§ **Written instruction**
Every entry must be copied word for word.

§ **Entries provided**
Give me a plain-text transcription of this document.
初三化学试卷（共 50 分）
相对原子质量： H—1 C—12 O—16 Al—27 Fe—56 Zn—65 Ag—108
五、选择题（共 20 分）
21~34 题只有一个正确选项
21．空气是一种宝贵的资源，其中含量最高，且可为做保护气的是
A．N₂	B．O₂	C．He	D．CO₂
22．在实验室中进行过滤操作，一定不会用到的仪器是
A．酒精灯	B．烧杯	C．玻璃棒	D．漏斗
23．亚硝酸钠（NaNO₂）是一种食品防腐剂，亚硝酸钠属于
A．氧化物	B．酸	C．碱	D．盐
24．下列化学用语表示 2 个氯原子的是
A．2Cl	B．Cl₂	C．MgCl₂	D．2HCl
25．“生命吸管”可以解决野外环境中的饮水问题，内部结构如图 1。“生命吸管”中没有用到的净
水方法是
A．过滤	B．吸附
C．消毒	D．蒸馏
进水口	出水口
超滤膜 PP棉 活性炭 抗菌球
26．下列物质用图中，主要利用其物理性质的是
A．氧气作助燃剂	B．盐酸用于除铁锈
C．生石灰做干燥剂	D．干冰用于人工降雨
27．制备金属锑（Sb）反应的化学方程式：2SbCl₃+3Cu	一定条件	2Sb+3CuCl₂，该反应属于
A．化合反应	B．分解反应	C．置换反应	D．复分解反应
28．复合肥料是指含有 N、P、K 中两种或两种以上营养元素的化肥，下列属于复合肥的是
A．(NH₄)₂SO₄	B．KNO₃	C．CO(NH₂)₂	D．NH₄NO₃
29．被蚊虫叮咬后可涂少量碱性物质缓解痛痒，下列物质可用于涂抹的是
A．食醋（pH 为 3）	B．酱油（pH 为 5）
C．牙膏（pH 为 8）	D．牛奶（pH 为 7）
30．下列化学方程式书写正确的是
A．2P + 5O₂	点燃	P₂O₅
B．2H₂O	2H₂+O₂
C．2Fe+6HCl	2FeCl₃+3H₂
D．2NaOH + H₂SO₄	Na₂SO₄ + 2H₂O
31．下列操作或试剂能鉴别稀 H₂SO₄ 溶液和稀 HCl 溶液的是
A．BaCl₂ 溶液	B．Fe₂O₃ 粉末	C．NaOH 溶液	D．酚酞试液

§ **Task result**
Give me a plain-text transcription of this document.
初三化学试卷（共 50 分）
相对原子质量： H—1 C—12 O—16 Al—27 Fe—56 Zn—65 Ag—108
五、选择题（共 20 分）
21~34 题只有一个正确选项
21．空气是一种宝贵的资源，其中含量最高，且可为做保护气的是
A．N₂	B．O₂	C．He	D．CO₂
22．在实验室中进行过滤操作，一定不会用到的仪器是
A．酒精灯	B．烧杯	C．玻璃棒	D．漏斗
23．亚硝酸钠（NaNO₂）是一种食品防腐剂，亚硝酸钠属于
A．氧化物	B．酸	C．碱	D．盐
24．下列化学用语表示 2 个氯原子的是
A．2Cl	B．Cl₂	C．MgCl₂	D．2HCl
25．“生命吸管”可以解决野外环境中的饮水问题，内部结构如图 1。“生命吸管”中没有用到的净
水方法是
A．过滤	B．吸附
C．消毒	D．蒸馏
进水口	出水口
超滤膜 PP棉 活性炭 抗菌球
26．下列物质用图中，主要利用其物理性质的是
A．氧气作助燃剂	B．盐酸用于除铁锈
C．生石灰做干燥剂	D．干冰用于人工降雨
27．制备金属锑（Sb）反应的化学方程式：2SbCl₃+3Cu	一定条件	2Sb+3CuCl₂，该反应属于
A．化合反应	B．分解反应	C．置换反应	D．复分解反应
28．复合肥料是指含有 N、P、K 中两种或两种以上营养元素的化肥，下列属于复合肥的是
A．(NH₄)₂SO₄	B．KNO₃	C．CO(NH₂)₂	D．NH₄NO₃
29．被蚊虫叮咬后可涂少量碱性物质缓解痛痒，下列物质可用于涂抹的是
A．食醋（pH 为 3）	B．酱油（pH 为 5）
C．牙膏（pH 为 8）	D．牛奶（pH 为 7）
30．下列化学方程式书写正确的是
A．2P + 5O₂	点燃	P₂O₅
B．2H₂O	2H₂+O₂
C．2Fe+6HCl	2FeCl₃+3H₂
D．2NaOH + H₂SO₄	Na₂SO₄ + 2H₂O
31．下列操作或试剂能鉴别稀 H₂SO₄ 溶液和稀 HCl 溶液的是
A．BaCl₂ 溶液	B．Fe₂O₃ 粉末	C．NaOH 溶液	D．酚酞试液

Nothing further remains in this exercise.